§ **PROBLEM**: Output all the entries word for word. Omit the pictures.

§ **MATERIAL FOR THIS TASK**:
########
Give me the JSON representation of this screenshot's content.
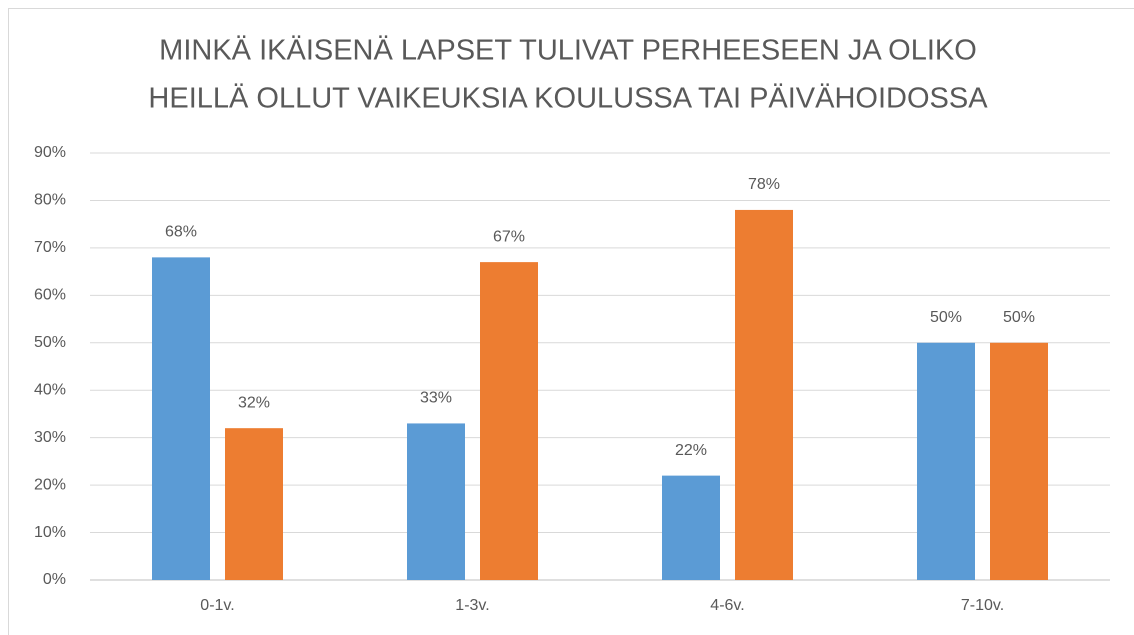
{
  "chart_data": {
    "type": "bar",
    "title": [
      "MINKÄ IKÄISENÄ LAPSET TULIVAT PERHEESEEN JA OLIKO",
      "HEILLÄ OLLUT VAIKEUKSIA KOULUSSA TAI PÄIVÄHOIDOSSA"
    ],
    "categories": [
      "0-1v.",
      "1-3v.",
      "4-6v.",
      "7-10v."
    ],
    "series": [
      {
        "color": "#5b9bd5",
        "values": [
          68,
          33,
          22,
          50
        ],
        "value_labels": [
          "68%",
          "33%",
          "22%",
          "50%"
        ]
      },
      {
        "color": "#ed7d31",
        "values": [
          32,
          67,
          78,
          50
        ],
        "value_labels": [
          "32%",
          "67%",
          "78%",
          "50%"
        ]
      }
    ],
    "ylim": [
      0,
      90
    ],
    "yticks": [
      {
        "value": 0,
        "label": "0%"
      },
      {
        "value": 10,
        "label": "10%"
      },
      {
        "value": 20,
        "label": "20%"
      },
      {
        "value": 30,
        "label": "30%"
      },
      {
        "value": 40,
        "label": "40%"
      },
      {
        "value": 50,
        "label": "50%"
      },
      {
        "value": 60,
        "label": "60%"
      },
      {
        "value": 70,
        "label": "70%"
      },
      {
        "value": 80,
        "label": "80%"
      },
      {
        "value": 90,
        "label": "90%"
      }
    ],
    "grid": true
  }
}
########
§ **TASK ANSWER**:
Give me the JSON representation of this screenshot's content.
{
  "chart_data": {
    "type": "bar",
    "title": [
      "MINKÄ IKÄISENÄ LAPSET TULIVAT PERHEESEEN JA OLIKO",
      "HEILLÄ OLLUT VAIKEUKSIA KOULUSSA TAI PÄIVÄHOIDOSSA"
    ],
    "categories": [
      "0-1v.",
      "1-3v.",
      "4-6v.",
      "7-10v."
    ],
    "series": [
      {
        "color": "#5b9bd5",
        "values": [
          68,
          33,
          22,
          50
        ],
        "value_labels": [
          "68%",
          "33%",
          "22%",
          "50%"
        ]
      },
      {
        "color": "#ed7d31",
        "values": [
          32,
          67,
          78,
          50
        ],
        "value_labels": [
          "32%",
          "67%",
          "78%",
          "50%"
        ]
      }
    ],
    "ylim": [
      0,
      90
    ],
    "yticks": [
      {
        "value": 0,
        "label": "0%"
      },
      {
        "value": 10,
        "label": "10%"
      },
      {
        "value": 20,
        "label": "20%"
      },
      {
        "value": 30,
        "label": "30%"
      },
      {
        "value": 40,
        "label": "40%"
      },
      {
        "value": 50,
        "label": "50%"
      },
      {
        "value": 60,
        "label": "60%"
      },
      {
        "value": 70,
        "label": "70%"
      },
      {
        "value": 80,
        "label": "80%"
      },
      {
        "value": 90,
        "label": "90%"
      }
    ],
    "grid": true
  }
}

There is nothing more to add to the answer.